» **GIVEN PROBLEM**
Update the records below by replacing every occurrence of "Central de Ajuda" with "Atendimento ao Cliente", keeping everything else the same, and leave the pictures out of your answer.

----

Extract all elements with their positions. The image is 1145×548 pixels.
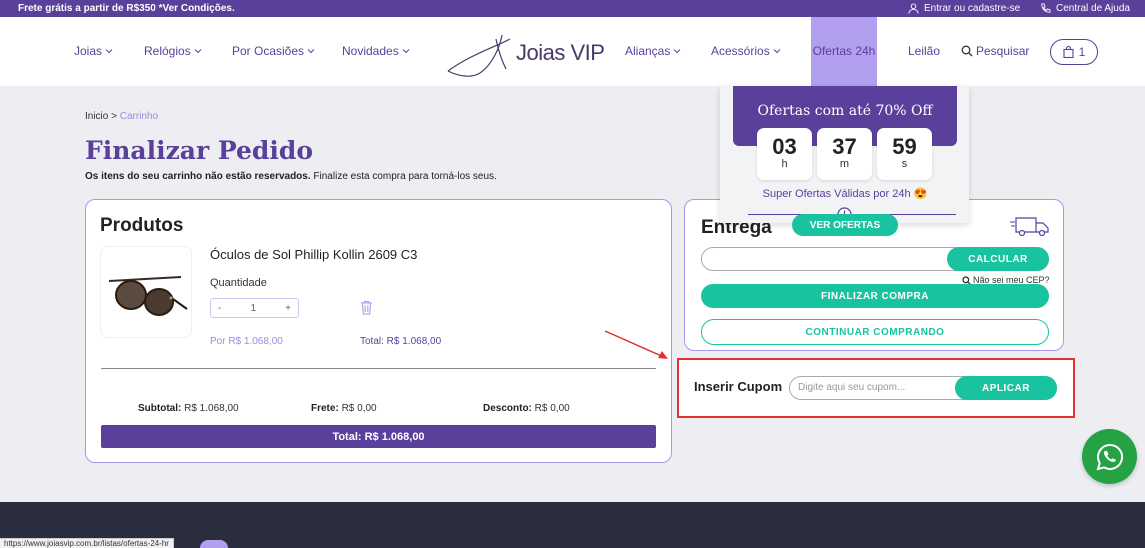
chevron-down-icon bbox=[402, 49, 410, 54]
subtotal-value: R$ 1.068,00 bbox=[181, 403, 239, 414]
page-title: Finalizar Pedido bbox=[85, 136, 314, 165]
search-label: Pesquisar bbox=[976, 44, 1030, 58]
continue-shopping-button[interactable]: CONTINUAR COMPRANDO bbox=[701, 319, 1049, 345]
shopping-bag-icon bbox=[1063, 46, 1074, 58]
nav-acessorios-label: Acessórios bbox=[711, 44, 770, 58]
whatsapp-button[interactable] bbox=[1082, 429, 1137, 484]
search-link[interactable]: Pesquisar bbox=[961, 44, 1029, 58]
nav-leilao[interactable]: Leilão bbox=[908, 44, 940, 58]
seconds-unit: s bbox=[901, 158, 908, 170]
login-link[interactable]: Entrar ou cadastre-se bbox=[908, 3, 1020, 14]
nav-novidades-label: Novidades bbox=[342, 44, 399, 58]
coupon-section: Inserir Cupom Digite aqui seu cupom... A… bbox=[677, 358, 1075, 418]
nav-joias-label: Joias bbox=[74, 44, 103, 58]
footer-decoration bbox=[200, 540, 228, 548]
countdown-minutes: 37 m bbox=[817, 128, 872, 180]
minutes-unit: m bbox=[839, 158, 850, 170]
nav-acessorios[interactable]: Acessórios bbox=[711, 44, 781, 58]
offer-title: Ofertas com até 70% Off bbox=[757, 103, 933, 119]
checkout-button[interactable]: FINALIZAR COMPRA bbox=[701, 284, 1049, 308]
item-total: Total: R$ 1.068,00 bbox=[360, 336, 442, 347]
page-subtitle: Os itens do seu carrinho não estão reser… bbox=[85, 171, 497, 182]
qty-value[interactable]: 1 bbox=[250, 303, 256, 314]
grand-total-bar: Total: R$ 1.068,00 bbox=[101, 425, 656, 448]
breadcrumb-home[interactable]: Inicio > bbox=[85, 111, 117, 122]
offer-subtitle: Super Ofertas Válidas por 24h 😍 bbox=[762, 188, 928, 200]
nav-aliancas-label: Alianças bbox=[625, 44, 671, 58]
minutes-value: 37 bbox=[832, 134, 857, 159]
quantity-label: Quantidade bbox=[210, 277, 267, 289]
nav-ocasioes[interactable]: Por Ocasiões bbox=[232, 44, 315, 58]
nav-ocasioes-label: Por Ocasiões bbox=[232, 44, 305, 58]
truck-icon bbox=[1010, 217, 1049, 237]
offers-countdown-popup: Ofertas com até 70% Off 03 h 37 m 59 s S… bbox=[720, 86, 969, 223]
sunglasses-image bbox=[108, 276, 188, 316]
login-label: Entrar ou cadastre-se bbox=[924, 3, 1021, 14]
discount: Desconto: R$ 0,00 bbox=[483, 403, 570, 414]
nav-joias[interactable]: Joias bbox=[74, 44, 113, 58]
qty-plus-button[interactable]: + bbox=[285, 303, 291, 314]
seconds-value: 59 bbox=[892, 134, 917, 159]
chevron-down-icon bbox=[194, 49, 202, 54]
cart-count: 1 bbox=[1078, 45, 1086, 59]
coupon-label: Inserir Cupom bbox=[694, 379, 783, 394]
apply-coupon-button[interactable]: APLICAR bbox=[955, 376, 1057, 400]
phone-icon bbox=[1041, 3, 1051, 13]
subtitle-rest: Finalize esta compra para torná-los seus… bbox=[310, 171, 497, 182]
desconto-label: Desconto: bbox=[483, 403, 532, 414]
trash-icon[interactable] bbox=[360, 300, 373, 315]
chevron-down-icon bbox=[105, 49, 113, 54]
user-icon bbox=[908, 3, 919, 14]
subtotal: Subtotal: R$ 1.068,00 bbox=[138, 403, 239, 414]
chevron-down-icon bbox=[307, 49, 315, 54]
calculate-shipping-button[interactable]: CALCULAR bbox=[947, 247, 1049, 271]
nav-ofertas-24h[interactable]: Ofertas 24h bbox=[811, 17, 877, 86]
main-header: Joias Relógios Por Ocasiões Novidades Jo… bbox=[0, 17, 1145, 86]
nav-relogios[interactable]: Relógios bbox=[144, 44, 202, 58]
cart-button[interactable]: 1 bbox=[1050, 39, 1098, 65]
whatsapp-icon bbox=[1096, 443, 1123, 470]
qty-minus-button[interactable]: - bbox=[218, 303, 221, 314]
nav-novidades[interactable]: Novidades bbox=[342, 44, 410, 58]
search-icon bbox=[961, 45, 973, 57]
divider bbox=[101, 368, 656, 369]
breadcrumb: Inicio > Carrinho bbox=[85, 111, 158, 122]
chevron-down-icon bbox=[674, 49, 681, 54]
quantity-stepper: - 1 + bbox=[210, 298, 299, 318]
subtotal-label: Subtotal: bbox=[138, 403, 182, 414]
see-offers-button[interactable]: VER OFERTAS bbox=[792, 214, 898, 236]
countdown-hours: 03 h bbox=[757, 128, 812, 180]
annotation-arrow bbox=[604, 330, 668, 359]
product-name[interactable]: Óculos de Sol Phillip Kollin 2609 C3 bbox=[210, 247, 417, 262]
nav-relogios-label: Relógios bbox=[144, 44, 191, 58]
free-shipping-promo[interactable]: Frete grátis a partir de R$350 *Ver Cond… bbox=[18, 3, 235, 14]
product-image[interactable] bbox=[101, 247, 191, 337]
chevron-down-icon bbox=[773, 49, 781, 54]
desconto-value: R$ 0,00 bbox=[531, 403, 570, 414]
subtitle-bold: Os itens do seu carrinho não estão reser… bbox=[85, 171, 311, 182]
shipping-cost: Frete: R$ 0,00 bbox=[311, 403, 377, 414]
top-promo-bar: Frete grátis a partir de R$350 *Ver Cond… bbox=[0, 0, 1145, 17]
frete-value: R$ 0,00 bbox=[338, 403, 377, 414]
breadcrumb-current: Carrinho bbox=[119, 111, 159, 122]
unit-price: Por R$ 1.068,00 bbox=[210, 336, 283, 347]
frete-label: Frete: bbox=[311, 403, 339, 414]
countdown-seconds: 59 s bbox=[877, 128, 932, 180]
logo-text[interactable]: Joias VIP bbox=[516, 40, 605, 66]
help-center-link[interactable]: Central de Ajuda bbox=[1040, 3, 1130, 14]
browser-status-url: https://www.joiasvip.com.br/listas/ofert… bbox=[0, 538, 174, 548]
products-title: Produtos bbox=[100, 215, 184, 236]
help-label: Central de Ajuda bbox=[1056, 3, 1130, 14]
products-card: Produtos Óculos de Sol Phillip Kollin 26… bbox=[85, 199, 672, 463]
nav-leilao-label: Leilão bbox=[908, 44, 941, 58]
nav-aliancas[interactable]: Alianças bbox=[625, 44, 681, 58]
hours-unit: h bbox=[781, 158, 788, 170]
hours-value: 03 bbox=[772, 134, 797, 159]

----

» **REPLY**
Extract all elements with their positions. The image is 1145×548 pixels.
chevron-down-icon bbox=[402, 49, 410, 54]
subtotal-value: R$ 1.068,00 bbox=[181, 403, 239, 414]
page-title: Finalizar Pedido bbox=[85, 136, 314, 165]
search-label: Pesquisar bbox=[976, 44, 1030, 58]
continue-shopping-button[interactable]: CONTINUAR COMPRANDO bbox=[701, 319, 1049, 345]
shopping-bag-icon bbox=[1063, 46, 1074, 58]
nav-acessorios-label: Acessórios bbox=[711, 44, 770, 58]
whatsapp-button[interactable] bbox=[1082, 429, 1137, 484]
search-link[interactable]: Pesquisar bbox=[961, 44, 1029, 58]
nav-leilao[interactable]: Leilão bbox=[908, 44, 940, 58]
seconds-unit: s bbox=[901, 158, 908, 170]
login-link[interactable]: Entrar ou cadastre-se bbox=[908, 3, 1020, 14]
nav-novidades-label: Novidades bbox=[342, 44, 399, 58]
coupon-section: Inserir Cupom Digite aqui seu cupom... A… bbox=[677, 358, 1075, 418]
nav-joias-label: Joias bbox=[74, 44, 103, 58]
footer-decoration bbox=[200, 540, 228, 548]
countdown-minutes: 37 m bbox=[817, 128, 872, 180]
minutes-unit: m bbox=[839, 158, 850, 170]
nav-acessorios[interactable]: Acessórios bbox=[711, 44, 781, 58]
offer-title: Ofertas com até 70% Off bbox=[757, 103, 933, 119]
checkout-button[interactable]: FINALIZAR COMPRA bbox=[701, 284, 1049, 308]
item-total: Total: R$ 1.068,00 bbox=[360, 336, 442, 347]
page-subtitle: Os itens do seu carrinho não estão reser… bbox=[85, 171, 497, 182]
qty-value[interactable]: 1 bbox=[250, 303, 256, 314]
grand-total-bar: Total: R$ 1.068,00 bbox=[101, 425, 656, 448]
breadcrumb-home[interactable]: Inicio > bbox=[85, 111, 117, 122]
offer-subtitle: Super Ofertas Válidas por 24h 😍 bbox=[762, 188, 928, 200]
nav-aliancas-label: Alianças bbox=[625, 44, 671, 58]
minutes-value: 37 bbox=[832, 134, 857, 159]
quantity-label: Quantidade bbox=[210, 277, 267, 289]
nav-ocasioes[interactable]: Por Ocasiões bbox=[232, 44, 315, 58]
nav-ocasioes-label: Por Ocasiões bbox=[232, 44, 305, 58]
truck-icon bbox=[1010, 217, 1049, 237]
offers-countdown-popup: Ofertas com até 70% Off 03 h 37 m 59 s S… bbox=[720, 86, 969, 223]
sunglasses-image bbox=[108, 276, 188, 316]
login-label: Entrar ou cadastre-se bbox=[924, 3, 1021, 14]
discount: Desconto: R$ 0,00 bbox=[483, 403, 570, 414]
nav-joias[interactable]: Joias bbox=[74, 44, 113, 58]
qty-plus-button[interactable]: + bbox=[285, 303, 291, 314]
seconds-value: 59 bbox=[892, 134, 917, 159]
chevron-down-icon bbox=[194, 49, 202, 54]
cart-count: 1 bbox=[1078, 45, 1086, 59]
coupon-label: Inserir Cupom bbox=[694, 379, 783, 394]
apply-coupon-button[interactable]: APLICAR bbox=[955, 376, 1057, 400]
phone-icon bbox=[1041, 3, 1051, 13]
subtitle-rest: Finalize esta compra para torná-los seus… bbox=[310, 171, 497, 182]
desconto-label: Desconto: bbox=[483, 403, 532, 414]
trash-icon[interactable] bbox=[360, 300, 373, 315]
chevron-down-icon bbox=[105, 49, 113, 54]
user-icon bbox=[908, 3, 919, 14]
subtotal: Subtotal: R$ 1.068,00 bbox=[138, 403, 239, 414]
chevron-down-icon bbox=[307, 49, 315, 54]
calculate-shipping-button[interactable]: CALCULAR bbox=[947, 247, 1049, 271]
nav-ofertas-24h[interactable]: Ofertas 24h bbox=[811, 17, 877, 86]
main-header: Joias Relógios Por Ocasiões Novidades Jo… bbox=[0, 17, 1145, 86]
nav-relogios[interactable]: Relógios bbox=[144, 44, 202, 58]
cart-button[interactable]: 1 bbox=[1050, 39, 1098, 65]
whatsapp-icon bbox=[1096, 443, 1123, 470]
qty-minus-button[interactable]: - bbox=[218, 303, 221, 314]
nav-novidades[interactable]: Novidades bbox=[342, 44, 410, 58]
search-icon bbox=[961, 45, 973, 57]
divider bbox=[101, 368, 656, 369]
breadcrumb: Inicio > Carrinho bbox=[85, 111, 158, 122]
chevron-down-icon bbox=[674, 49, 681, 54]
quantity-stepper: - 1 + bbox=[210, 298, 299, 318]
subtotal-label: Subtotal: bbox=[138, 403, 182, 414]
see-offers-button[interactable]: VER OFERTAS bbox=[792, 214, 898, 236]
countdown-hours: 03 h bbox=[757, 128, 812, 180]
annotation-arrow bbox=[604, 330, 668, 359]
product-name[interactable]: Óculos de Sol Phillip Kollin 2609 C3 bbox=[210, 247, 417, 262]
nav-relogios-label: Relógios bbox=[144, 44, 191, 58]
free-shipping-promo[interactable]: Frete grátis a partir de R$350 *Ver Cond… bbox=[18, 3, 235, 14]
product-image[interactable] bbox=[101, 247, 191, 337]
chevron-down-icon bbox=[773, 49, 781, 54]
desconto-value: R$ 0,00 bbox=[531, 403, 570, 414]
subtitle-bold: Os itens do seu carrinho não estão reser… bbox=[85, 171, 311, 182]
shipping-cost: Frete: R$ 0,00 bbox=[311, 403, 377, 414]
top-promo-bar: Frete grátis a partir de R$350 *Ver Cond… bbox=[0, 0, 1145, 17]
frete-value: R$ 0,00 bbox=[338, 403, 377, 414]
breadcrumb-current: Carrinho bbox=[119, 111, 159, 122]
unit-price: Por R$ 1.068,00 bbox=[210, 336, 283, 347]
frete-label: Frete: bbox=[311, 403, 339, 414]
countdown-seconds: 59 s bbox=[877, 128, 932, 180]
logo-text[interactable]: Joias VIP bbox=[516, 40, 605, 66]
help-center-link[interactable]: Atendimento ao Cliente bbox=[1040, 3, 1130, 14]
browser-status-url: https://www.joiasvip.com.br/listas/ofert… bbox=[0, 538, 174, 548]
products-title: Produtos bbox=[100, 215, 184, 236]
help-label: Atendimento ao Cliente bbox=[1056, 3, 1130, 14]
products-card: Produtos Óculos de Sol Phillip Kollin 26… bbox=[85, 199, 672, 463]
nav-leilao-label: Leilão bbox=[908, 44, 941, 58]
nav-aliancas[interactable]: Alianças bbox=[625, 44, 681, 58]
hours-unit: h bbox=[781, 158, 788, 170]
hours-value: 03 bbox=[772, 134, 797, 159]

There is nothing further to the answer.